# [Exercise prompt]
Tally the lines of the listing that contain the string "patient". Give the number and nothing else.

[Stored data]

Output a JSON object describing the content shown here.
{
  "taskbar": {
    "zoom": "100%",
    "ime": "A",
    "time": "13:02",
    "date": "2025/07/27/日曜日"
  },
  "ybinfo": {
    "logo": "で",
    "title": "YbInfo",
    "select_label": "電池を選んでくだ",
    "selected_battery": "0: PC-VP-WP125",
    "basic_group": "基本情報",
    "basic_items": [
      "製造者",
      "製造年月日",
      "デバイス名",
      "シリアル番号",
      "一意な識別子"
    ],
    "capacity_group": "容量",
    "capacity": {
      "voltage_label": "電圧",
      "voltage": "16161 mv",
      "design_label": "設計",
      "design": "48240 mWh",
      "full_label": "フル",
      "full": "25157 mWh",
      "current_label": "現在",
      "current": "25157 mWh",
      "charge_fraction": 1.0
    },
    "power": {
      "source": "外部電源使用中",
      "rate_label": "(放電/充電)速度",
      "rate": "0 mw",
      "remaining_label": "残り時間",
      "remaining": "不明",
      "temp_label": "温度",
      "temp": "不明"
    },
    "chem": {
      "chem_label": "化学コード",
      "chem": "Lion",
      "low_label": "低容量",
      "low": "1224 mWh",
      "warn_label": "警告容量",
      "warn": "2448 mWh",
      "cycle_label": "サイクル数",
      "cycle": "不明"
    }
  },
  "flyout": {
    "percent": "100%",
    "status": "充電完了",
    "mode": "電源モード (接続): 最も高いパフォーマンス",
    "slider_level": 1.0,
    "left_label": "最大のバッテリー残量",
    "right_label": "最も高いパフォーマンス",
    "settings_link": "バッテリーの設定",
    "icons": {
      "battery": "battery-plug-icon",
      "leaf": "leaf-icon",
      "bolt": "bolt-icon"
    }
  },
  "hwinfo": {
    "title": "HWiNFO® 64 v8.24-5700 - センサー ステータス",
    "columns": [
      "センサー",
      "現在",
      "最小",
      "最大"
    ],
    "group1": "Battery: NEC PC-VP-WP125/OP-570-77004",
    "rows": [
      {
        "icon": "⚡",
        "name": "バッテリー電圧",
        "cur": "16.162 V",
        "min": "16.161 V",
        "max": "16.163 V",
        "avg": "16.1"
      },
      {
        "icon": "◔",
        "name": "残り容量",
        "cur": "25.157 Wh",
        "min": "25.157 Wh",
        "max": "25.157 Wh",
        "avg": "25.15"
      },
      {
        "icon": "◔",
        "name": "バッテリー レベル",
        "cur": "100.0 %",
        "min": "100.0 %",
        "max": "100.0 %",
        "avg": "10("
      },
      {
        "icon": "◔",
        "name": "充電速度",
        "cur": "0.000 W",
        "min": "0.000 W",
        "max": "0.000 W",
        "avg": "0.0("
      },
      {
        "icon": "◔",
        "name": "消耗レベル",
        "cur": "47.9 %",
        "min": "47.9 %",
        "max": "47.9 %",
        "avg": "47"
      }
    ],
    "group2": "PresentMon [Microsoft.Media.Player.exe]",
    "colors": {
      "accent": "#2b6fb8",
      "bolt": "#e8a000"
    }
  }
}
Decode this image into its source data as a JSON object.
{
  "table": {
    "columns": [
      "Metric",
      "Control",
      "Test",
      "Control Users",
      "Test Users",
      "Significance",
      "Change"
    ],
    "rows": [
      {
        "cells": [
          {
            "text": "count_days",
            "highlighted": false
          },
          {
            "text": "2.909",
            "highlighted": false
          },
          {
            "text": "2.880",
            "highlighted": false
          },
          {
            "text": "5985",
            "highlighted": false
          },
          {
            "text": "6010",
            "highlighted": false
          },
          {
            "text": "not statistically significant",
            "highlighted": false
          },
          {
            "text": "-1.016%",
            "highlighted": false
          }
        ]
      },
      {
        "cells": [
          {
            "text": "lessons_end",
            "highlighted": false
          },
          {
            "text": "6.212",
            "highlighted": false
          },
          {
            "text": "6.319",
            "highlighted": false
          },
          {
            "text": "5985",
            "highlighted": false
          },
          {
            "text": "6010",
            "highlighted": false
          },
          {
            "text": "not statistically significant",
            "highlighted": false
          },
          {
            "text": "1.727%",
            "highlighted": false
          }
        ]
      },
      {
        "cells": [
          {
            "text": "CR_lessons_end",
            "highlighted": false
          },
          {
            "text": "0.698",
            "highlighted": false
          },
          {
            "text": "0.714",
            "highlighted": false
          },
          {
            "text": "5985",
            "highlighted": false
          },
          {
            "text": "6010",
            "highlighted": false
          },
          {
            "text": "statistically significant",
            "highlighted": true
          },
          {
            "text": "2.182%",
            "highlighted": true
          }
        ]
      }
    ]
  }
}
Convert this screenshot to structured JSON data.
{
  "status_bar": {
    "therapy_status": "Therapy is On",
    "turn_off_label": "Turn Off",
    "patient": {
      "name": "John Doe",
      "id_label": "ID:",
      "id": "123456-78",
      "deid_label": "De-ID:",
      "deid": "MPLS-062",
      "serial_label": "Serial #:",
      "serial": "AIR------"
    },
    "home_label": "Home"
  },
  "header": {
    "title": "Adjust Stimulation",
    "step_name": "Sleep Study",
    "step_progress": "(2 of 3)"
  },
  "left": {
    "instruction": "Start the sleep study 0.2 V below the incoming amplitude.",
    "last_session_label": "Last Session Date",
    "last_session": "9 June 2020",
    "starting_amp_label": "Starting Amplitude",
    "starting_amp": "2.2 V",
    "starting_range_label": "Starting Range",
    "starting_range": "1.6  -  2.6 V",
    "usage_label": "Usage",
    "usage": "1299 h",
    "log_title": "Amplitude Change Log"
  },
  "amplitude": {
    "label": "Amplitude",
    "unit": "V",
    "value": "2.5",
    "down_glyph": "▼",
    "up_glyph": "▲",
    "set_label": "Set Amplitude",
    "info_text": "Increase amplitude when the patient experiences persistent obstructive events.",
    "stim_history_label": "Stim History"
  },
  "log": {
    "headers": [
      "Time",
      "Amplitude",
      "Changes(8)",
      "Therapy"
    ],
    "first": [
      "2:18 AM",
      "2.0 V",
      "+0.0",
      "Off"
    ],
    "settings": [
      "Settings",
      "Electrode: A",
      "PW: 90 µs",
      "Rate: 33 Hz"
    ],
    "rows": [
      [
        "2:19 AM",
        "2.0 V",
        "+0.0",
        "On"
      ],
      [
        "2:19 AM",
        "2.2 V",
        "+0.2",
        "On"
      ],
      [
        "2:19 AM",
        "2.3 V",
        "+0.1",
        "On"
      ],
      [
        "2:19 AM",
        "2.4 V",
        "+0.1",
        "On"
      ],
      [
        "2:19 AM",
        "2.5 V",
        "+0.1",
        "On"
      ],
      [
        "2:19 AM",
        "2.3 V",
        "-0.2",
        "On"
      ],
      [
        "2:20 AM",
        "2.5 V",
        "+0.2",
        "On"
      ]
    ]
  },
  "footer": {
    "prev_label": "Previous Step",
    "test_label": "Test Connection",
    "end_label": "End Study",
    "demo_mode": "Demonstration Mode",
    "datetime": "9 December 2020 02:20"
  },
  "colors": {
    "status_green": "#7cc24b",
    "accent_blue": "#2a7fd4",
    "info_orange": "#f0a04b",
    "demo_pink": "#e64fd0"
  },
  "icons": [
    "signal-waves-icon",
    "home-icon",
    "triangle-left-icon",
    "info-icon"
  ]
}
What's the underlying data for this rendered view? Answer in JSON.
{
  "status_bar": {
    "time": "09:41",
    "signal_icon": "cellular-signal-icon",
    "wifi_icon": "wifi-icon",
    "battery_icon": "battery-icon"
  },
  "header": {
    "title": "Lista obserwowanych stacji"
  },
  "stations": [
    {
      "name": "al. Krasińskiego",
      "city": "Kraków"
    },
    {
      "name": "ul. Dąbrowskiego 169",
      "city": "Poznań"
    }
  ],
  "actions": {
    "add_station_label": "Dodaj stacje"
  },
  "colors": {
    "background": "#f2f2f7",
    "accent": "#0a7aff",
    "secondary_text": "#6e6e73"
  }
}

# [Exercise output]
2